• [What you should do]: Set down the records once more, please, exactly and with the pictures left out.

━━━━━━━━━━━━━━━━━━━━

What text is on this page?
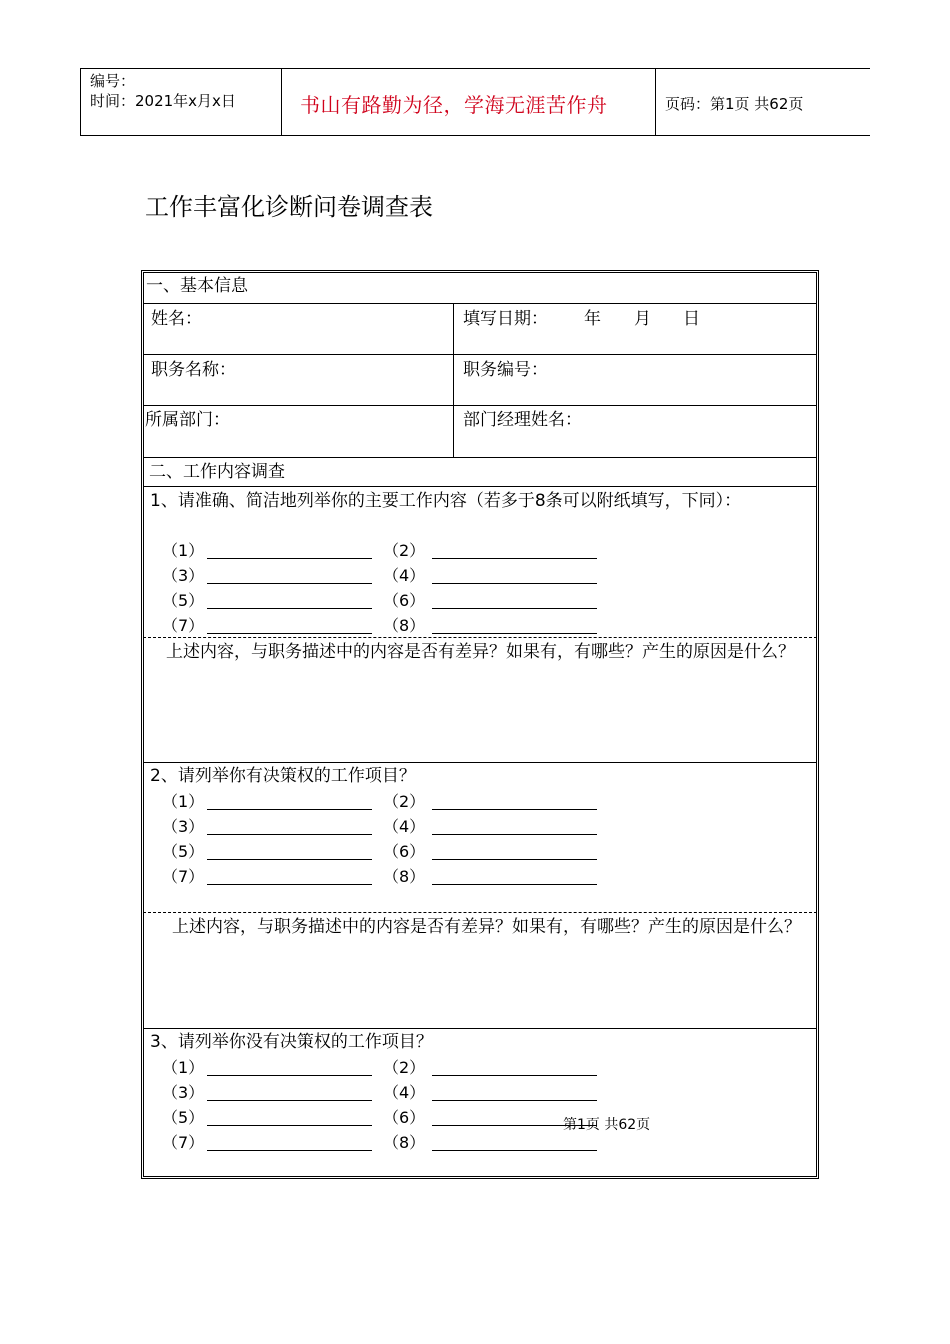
编号：
时间：2021年x月x日	书山有路勤为径，学海无涯苦作舟	页码：第1页 共62页
工作丰富化诊断问卷调查表
一、基本信息
姓名：	填写日期： 年 月 日
职务名称：	职务编号：
所属部门：	部门经理姓名：
二、工作内容调查
1、请准确、简洁地列举你的主要工作内容（若多于8条可以附纸填写，下同）：
（1）	（2）
（3）	（4）
（5）	（6）
（7）	（8）
上述内容，与职务描述中的内容是否有差异？如果有，有哪些？产生的原因是什么？
2、请列举你有决策权的工作项目？
（1）	（2）
（3）	（4）
（5）	（6）
（7）	（8）
上述内容，与职务描述中的内容是否有差异？如果有，有哪些？产生的原因是什么？
3、请列举你没有决策权的工作项目？
（1）	（2）
（3）	（4）
（5）	（6）
（7）	（8）
第1页 共62页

━━━━━━━━━━━━━━━━━━━━

• [Result of this exercise]:
What text is on this page?
编号：
时间：2021年x月x日	书山有路勤为径，学海无涯苦作舟	页码：第1页 共62页
工作丰富化诊断问卷调查表
一、基本信息
姓名：	填写日期： 年 月 日
职务名称：	职务编号：
所属部门：	部门经理姓名：
二、工作内容调查
1、请准确、简洁地列举你的主要工作内容（若多于8条可以附纸填写，下同）：
（1）	（2）
（3）	（4）
（5）	（6）
（7）	（8）
上述内容，与职务描述中的内容是否有差异？如果有，有哪些？产生的原因是什么？
2、请列举你有决策权的工作项目？
（1）	（2）
（3）	（4）
（5）	（6）
（7）	（8）
上述内容，与职务描述中的内容是否有差异？如果有，有哪些？产生的原因是什么？
3、请列举你没有决策权的工作项目？
（1）	（2）
（3）	（4）
（5）	（6）
（7）	（8）
第1页 共62页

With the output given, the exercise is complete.